#### [Given data]

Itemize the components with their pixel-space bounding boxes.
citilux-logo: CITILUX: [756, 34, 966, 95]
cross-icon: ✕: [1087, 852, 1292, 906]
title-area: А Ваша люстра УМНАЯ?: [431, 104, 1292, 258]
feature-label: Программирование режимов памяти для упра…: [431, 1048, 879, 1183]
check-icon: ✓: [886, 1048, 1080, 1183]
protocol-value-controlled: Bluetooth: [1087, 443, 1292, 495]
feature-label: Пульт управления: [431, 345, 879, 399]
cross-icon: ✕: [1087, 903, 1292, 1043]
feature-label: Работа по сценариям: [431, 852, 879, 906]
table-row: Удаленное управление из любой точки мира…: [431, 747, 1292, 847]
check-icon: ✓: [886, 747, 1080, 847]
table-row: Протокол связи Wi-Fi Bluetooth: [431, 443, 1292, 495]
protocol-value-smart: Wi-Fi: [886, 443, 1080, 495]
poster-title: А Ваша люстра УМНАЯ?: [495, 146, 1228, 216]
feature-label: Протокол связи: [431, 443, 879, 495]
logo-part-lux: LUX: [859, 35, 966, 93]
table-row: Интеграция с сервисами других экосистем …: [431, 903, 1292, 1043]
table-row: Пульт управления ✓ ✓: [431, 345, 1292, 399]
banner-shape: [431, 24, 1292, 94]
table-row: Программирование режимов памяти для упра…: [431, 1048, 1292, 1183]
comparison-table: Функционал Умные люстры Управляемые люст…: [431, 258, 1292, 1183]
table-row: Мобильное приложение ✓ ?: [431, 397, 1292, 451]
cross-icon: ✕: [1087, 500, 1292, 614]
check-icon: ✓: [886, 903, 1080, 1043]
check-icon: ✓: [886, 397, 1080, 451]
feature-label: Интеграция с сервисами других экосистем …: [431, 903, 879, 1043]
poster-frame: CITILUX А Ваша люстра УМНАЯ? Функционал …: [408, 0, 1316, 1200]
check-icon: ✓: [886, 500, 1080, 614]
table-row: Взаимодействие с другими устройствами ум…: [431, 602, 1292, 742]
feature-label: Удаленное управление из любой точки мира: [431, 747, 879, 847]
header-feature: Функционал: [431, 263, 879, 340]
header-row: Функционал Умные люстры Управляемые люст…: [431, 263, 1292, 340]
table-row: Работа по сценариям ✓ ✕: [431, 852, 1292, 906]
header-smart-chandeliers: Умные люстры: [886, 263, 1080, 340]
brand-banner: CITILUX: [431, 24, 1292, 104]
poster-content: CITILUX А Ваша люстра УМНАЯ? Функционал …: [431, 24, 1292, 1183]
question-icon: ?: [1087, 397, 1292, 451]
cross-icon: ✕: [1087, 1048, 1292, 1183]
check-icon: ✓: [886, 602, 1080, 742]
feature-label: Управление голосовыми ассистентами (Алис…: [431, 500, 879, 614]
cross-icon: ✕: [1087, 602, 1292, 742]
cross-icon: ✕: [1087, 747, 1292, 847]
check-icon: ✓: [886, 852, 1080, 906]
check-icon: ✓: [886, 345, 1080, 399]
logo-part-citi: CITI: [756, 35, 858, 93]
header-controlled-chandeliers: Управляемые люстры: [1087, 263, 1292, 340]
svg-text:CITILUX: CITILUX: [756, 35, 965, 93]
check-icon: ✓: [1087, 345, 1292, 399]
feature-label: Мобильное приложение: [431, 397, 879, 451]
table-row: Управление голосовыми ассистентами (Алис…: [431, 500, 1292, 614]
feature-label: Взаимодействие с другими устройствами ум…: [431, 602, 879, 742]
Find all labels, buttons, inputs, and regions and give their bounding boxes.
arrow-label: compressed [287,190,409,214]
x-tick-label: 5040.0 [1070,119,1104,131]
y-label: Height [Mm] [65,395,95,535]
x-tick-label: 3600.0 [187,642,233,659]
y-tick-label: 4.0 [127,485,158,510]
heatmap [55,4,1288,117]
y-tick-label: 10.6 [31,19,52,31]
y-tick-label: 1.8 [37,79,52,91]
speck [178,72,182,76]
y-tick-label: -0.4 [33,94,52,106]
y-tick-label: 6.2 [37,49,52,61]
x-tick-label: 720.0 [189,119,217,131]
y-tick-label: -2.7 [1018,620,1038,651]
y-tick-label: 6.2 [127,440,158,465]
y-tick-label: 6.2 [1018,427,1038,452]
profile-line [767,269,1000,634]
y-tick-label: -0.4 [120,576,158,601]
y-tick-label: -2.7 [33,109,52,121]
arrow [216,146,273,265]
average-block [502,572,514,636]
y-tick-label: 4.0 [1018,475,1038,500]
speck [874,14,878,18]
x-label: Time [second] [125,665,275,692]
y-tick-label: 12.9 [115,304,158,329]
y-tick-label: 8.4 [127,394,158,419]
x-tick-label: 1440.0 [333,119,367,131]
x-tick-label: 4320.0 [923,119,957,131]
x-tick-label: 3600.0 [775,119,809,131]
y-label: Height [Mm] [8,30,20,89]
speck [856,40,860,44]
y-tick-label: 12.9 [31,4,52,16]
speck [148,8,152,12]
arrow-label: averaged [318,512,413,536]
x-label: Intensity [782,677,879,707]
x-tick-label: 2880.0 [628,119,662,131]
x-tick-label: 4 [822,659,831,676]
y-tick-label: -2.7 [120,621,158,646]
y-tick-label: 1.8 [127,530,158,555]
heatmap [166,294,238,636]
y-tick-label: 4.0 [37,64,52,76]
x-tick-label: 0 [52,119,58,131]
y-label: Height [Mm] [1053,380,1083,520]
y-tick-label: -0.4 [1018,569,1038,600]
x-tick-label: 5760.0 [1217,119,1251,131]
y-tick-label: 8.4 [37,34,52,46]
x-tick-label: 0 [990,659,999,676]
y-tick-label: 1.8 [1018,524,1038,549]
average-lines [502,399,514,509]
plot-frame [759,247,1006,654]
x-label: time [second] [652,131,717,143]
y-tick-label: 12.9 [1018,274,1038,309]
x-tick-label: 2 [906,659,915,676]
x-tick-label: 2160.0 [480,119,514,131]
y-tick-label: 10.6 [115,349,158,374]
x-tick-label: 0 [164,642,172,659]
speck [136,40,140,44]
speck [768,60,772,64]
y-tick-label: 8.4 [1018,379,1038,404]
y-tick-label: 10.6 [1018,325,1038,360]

#### [Objective]
Can you give again the part of the records that opens with the first line and closes with the line containing "feature-label: Пульт управления: [431, 345, 879, 399]", keeping every line unchanged?

#### [Task output]
Itemize the components with their pixel-space bounding boxes.
citilux-logo: CITILUX: [756, 34, 966, 95]
cross-icon: ✕: [1087, 852, 1292, 906]
title-area: А Ваша люстра УМНАЯ?: [431, 104, 1292, 258]
feature-label: Программирование режимов памяти для упра…: [431, 1048, 879, 1183]
check-icon: ✓: [886, 1048, 1080, 1183]
protocol-value-controlled: Bluetooth: [1087, 443, 1292, 495]
feature-label: Пульт управления: [431, 345, 879, 399]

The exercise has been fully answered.